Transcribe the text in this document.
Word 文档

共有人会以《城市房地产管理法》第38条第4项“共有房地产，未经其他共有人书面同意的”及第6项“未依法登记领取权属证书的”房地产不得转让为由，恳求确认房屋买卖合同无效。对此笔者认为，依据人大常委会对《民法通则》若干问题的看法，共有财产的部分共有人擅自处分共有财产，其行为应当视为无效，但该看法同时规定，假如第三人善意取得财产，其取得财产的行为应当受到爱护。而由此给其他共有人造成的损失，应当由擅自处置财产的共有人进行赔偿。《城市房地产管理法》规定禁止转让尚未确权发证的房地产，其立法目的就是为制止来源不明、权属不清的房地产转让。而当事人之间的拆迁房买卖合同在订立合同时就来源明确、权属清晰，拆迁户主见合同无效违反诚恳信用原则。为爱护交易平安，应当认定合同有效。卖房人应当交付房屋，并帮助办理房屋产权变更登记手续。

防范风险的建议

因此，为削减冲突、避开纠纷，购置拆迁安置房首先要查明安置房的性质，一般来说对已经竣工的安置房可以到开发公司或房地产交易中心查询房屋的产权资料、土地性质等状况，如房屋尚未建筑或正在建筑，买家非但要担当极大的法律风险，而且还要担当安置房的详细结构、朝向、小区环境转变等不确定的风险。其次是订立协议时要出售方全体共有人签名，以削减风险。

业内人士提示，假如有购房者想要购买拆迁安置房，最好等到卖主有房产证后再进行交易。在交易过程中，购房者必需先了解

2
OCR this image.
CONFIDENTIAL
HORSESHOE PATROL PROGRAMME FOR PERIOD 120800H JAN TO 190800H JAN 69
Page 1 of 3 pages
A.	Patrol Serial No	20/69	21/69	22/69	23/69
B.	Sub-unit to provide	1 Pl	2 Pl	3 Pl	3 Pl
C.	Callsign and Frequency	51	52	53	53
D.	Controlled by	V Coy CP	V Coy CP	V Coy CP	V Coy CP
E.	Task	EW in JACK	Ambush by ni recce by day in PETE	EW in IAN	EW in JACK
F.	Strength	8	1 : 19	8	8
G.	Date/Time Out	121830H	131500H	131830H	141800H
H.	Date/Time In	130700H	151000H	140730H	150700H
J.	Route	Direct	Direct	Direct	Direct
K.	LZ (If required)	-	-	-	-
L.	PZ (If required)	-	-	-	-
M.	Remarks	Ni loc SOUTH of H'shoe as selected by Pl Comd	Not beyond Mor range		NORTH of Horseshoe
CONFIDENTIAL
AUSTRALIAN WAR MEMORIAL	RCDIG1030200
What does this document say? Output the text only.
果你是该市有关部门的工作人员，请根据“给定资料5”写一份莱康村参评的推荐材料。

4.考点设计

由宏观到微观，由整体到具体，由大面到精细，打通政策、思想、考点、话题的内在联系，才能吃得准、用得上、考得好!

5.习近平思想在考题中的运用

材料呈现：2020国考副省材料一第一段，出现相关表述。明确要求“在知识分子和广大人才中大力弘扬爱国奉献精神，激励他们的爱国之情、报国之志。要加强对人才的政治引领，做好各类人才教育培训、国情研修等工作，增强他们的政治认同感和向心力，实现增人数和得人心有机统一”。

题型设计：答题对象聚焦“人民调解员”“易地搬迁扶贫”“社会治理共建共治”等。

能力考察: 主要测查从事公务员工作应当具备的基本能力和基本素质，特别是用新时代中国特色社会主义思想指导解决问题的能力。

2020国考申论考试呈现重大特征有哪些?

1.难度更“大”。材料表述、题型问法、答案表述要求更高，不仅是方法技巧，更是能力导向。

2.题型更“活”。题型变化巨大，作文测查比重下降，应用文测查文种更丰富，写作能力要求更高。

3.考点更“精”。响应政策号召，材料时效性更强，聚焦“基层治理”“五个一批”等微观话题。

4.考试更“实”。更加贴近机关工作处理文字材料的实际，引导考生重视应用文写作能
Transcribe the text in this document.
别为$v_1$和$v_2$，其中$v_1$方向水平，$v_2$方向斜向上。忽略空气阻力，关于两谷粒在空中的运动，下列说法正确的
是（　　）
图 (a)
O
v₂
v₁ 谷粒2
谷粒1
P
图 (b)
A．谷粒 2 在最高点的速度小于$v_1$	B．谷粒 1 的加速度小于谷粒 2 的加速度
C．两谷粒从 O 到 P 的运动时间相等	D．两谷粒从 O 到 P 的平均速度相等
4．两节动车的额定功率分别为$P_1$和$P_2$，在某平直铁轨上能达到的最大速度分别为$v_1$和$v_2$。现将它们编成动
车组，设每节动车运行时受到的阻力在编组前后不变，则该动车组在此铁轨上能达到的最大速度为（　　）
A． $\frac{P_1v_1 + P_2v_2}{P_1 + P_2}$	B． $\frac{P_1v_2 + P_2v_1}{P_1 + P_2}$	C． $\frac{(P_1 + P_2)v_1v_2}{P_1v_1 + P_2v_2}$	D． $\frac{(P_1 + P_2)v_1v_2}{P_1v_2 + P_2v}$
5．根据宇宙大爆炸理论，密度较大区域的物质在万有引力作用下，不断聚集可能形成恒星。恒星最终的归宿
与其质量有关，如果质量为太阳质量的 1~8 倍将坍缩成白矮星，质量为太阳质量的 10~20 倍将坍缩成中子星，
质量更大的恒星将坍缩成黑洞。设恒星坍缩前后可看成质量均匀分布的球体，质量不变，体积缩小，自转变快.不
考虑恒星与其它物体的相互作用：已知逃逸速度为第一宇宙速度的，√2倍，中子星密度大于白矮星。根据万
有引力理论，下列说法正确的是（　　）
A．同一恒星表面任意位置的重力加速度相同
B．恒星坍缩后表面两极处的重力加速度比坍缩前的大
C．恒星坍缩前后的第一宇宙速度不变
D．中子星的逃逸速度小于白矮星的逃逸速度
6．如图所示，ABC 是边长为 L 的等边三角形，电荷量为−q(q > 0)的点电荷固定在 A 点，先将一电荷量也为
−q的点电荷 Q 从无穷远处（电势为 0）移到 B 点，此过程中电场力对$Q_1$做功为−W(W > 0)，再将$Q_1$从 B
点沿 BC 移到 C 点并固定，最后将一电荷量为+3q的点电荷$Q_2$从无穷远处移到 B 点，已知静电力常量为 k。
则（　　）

※

EXERCISE OBJECTIVE »
Reproduce all of the records exactly.

OUTPUT BELOW »
Transcribe the text in this document.
Word 文档

共有人会以《城市房地产管理法》第38条第4项“共有房地产，未经其他共有人书面同意的”及第6项“未依法登记领取权属证书的”房地产不得转让为由，恳求确认房屋买卖合同无效。对此笔者认为，依据人大常委会对《民法通则》若干问题的看法，共有财产的部分共有人擅自处分共有财产，其行为应当视为无效，但该看法同时规定，假如第三人善意取得财产，其取得财产的行为应当受到爱护。而由此给其他共有人造成的损失，应当由擅自处置财产的共有人进行赔偿。《城市房地产管理法》规定禁止转让尚未确权发证的房地产，其立法目的就是为制止来源不明、权属不清的房地产转让。而当事人之间的拆迁房买卖合同在订立合同时就来源明确、权属清晰，拆迁户主见合同无效违反诚恳信用原则。为爱护交易平安，应当认定合同有效。卖房人应当交付房屋，并帮助办理房屋产权变更登记手续。

防范风险的建议

因此，为削减冲突、避开纠纷，购置拆迁安置房首先要查明安置房的性质，一般来说对已经竣工的安置房可以到开发公司或房地产交易中心查询房屋的产权资料、土地性质等状况，如房屋尚未建筑或正在建筑，买家非但要担当极大的法律风险，而且还要担当安置房的详细结构、朝向、小区环境转变等不确定的风险。其次是订立协议时要出售方全体共有人签名，以削减风险。

业内人士提示，假如有购房者想要购买拆迁安置房，最好等到卖主有房产证后再进行交易。在交易过程中，购房者必需先了解

2
OCR this image.
CONFIDENTIAL
HORSESHOE PATROL PROGRAMME FOR PERIOD 120800H JAN TO 190800H JAN 69
Page 1 of 3 pages
A.	Patrol Serial No	20/69	21/69	22/69	23/69
B.	Sub-unit to provide	1 Pl	2 Pl	3 Pl	3 Pl
C.	Callsign and Frequency	51	52	53	53
D.	Controlled by	V Coy CP	V Coy CP	V Coy CP	V Coy CP
E.	Task	EW in JACK	Ambush by ni recce by day in PETE	EW in IAN	EW in JACK
F.	Strength	8	1 : 19	8	8
G.	Date/Time Out	121830H	131500H	131830H	141800H
H.	Date/Time In	130700H	151000H	140730H	150700H
J.	Route	Direct	Direct	Direct	Direct
K.	LZ (If required)	-	-	-	-
L.	PZ (If required)	-	-	-	-
M.	Remarks	Ni loc SOUTH of H'shoe as selected by Pl Comd	Not beyond Mor range		NORTH of Horseshoe
CONFIDENTIAL
AUSTRALIAN WAR MEMORIAL	RCDIG1030200
What does this document say? Output the text only.
果你是该市有关部门的工作人员，请根据“给定资料5”写一份莱康村参评的推荐材料。

4.考点设计

由宏观到微观，由整体到具体，由大面到精细，打通政策、思想、考点、话题的内在联系，才能吃得准、用得上、考得好!

5.习近平思想在考题中的运用

材料呈现：2020国考副省材料一第一段，出现相关表述。明确要求“在知识分子和广大人才中大力弘扬爱国奉献精神，激励他们的爱国之情、报国之志。要加强对人才的政治引领，做好各类人才教育培训、国情研修等工作，增强他们的政治认同感和向心力，实现增人数和得人心有机统一”。

题型设计：答题对象聚焦“人民调解员”“易地搬迁扶贫”“社会治理共建共治”等。

能力考察: 主要测查从事公务员工作应当具备的基本能力和基本素质，特别是用新时代中国特色社会主义思想指导解决问题的能力。

2020国考申论考试呈现重大特征有哪些?

1.难度更“大”。材料表述、题型问法、答案表述要求更高，不仅是方法技巧，更是能力导向。

2.题型更“活”。题型变化巨大，作文测查比重下降，应用文测查文种更丰富，写作能力要求更高。

3.考点更“精”。响应政策号召，材料时效性更强，聚焦“基层治理”“五个一批”等微观话题。

4.考试更“实”。更加贴近机关工作处理文字材料的实际，引导考生重视应用文写作能
Transcribe the text in this document.
别为$v_1$和$v_2$，其中$v_1$方向水平，$v_2$方向斜向上。忽略空气阻力，关于两谷粒在空中的运动，下列说法正确的
是（　　）
图 (a)
O
v₂
v₁ 谷粒2
谷粒1
P
图 (b)
A．谷粒 2 在最高点的速度小于$v_1$	B．谷粒 1 的加速度小于谷粒 2 的加速度
C．两谷粒从 O 到 P 的运动时间相等	D．两谷粒从 O 到 P 的平均速度相等
4．两节动车的额定功率分别为$P_1$和$P_2$，在某平直铁轨上能达到的最大速度分别为$v_1$和$v_2$。现将它们编成动
车组，设每节动车运行时受到的阻力在编组前后不变，则该动车组在此铁轨上能达到的最大速度为（　　）
A． $\frac{P_1v_1 + P_2v_2}{P_1 + P_2}$	B． $\frac{P_1v_2 + P_2v_1}{P_1 + P_2}$	C． $\frac{(P_1 + P_2)v_1v_2}{P_1v_1 + P_2v_2}$	D． $\frac{(P_1 + P_2)v_1v_2}{P_1v_2 + P_2v}$
5．根据宇宙大爆炸理论，密度较大区域的物质在万有引力作用下，不断聚集可能形成恒星。恒星最终的归宿
与其质量有关，如果质量为太阳质量的 1~8 倍将坍缩成白矮星，质量为太阳质量的 10~20 倍将坍缩成中子星，
质量更大的恒星将坍缩成黑洞。设恒星坍缩前后可看成质量均匀分布的球体，质量不变，体积缩小，自转变快.不
考虑恒星与其它物体的相互作用：已知逃逸速度为第一宇宙速度的，√2倍，中子星密度大于白矮星。根据万
有引力理论，下列说法正确的是（　　）
A．同一恒星表面任意位置的重力加速度相同
B．恒星坍缩后表面两极处的重力加速度比坍缩前的大
C．恒星坍缩前后的第一宇宙速度不变
D．中子星的逃逸速度小于白矮星的逃逸速度
6．如图所示，ABC 是边长为 L 的等边三角形，电荷量为−q(q > 0)的点电荷固定在 A 点，先将一电荷量也为
−q的点电荷 Q 从无穷远处（电势为 0）移到 B 点，此过程中电场力对$Q_1$做功为−W(W > 0)，再将$Q_1$从 B
点沿 BC 移到 C 点并固定，最后将一电荷量为+3q的点电荷$Q_2$从无穷远处移到 B 点，已知静电力常量为 k。
则（　　）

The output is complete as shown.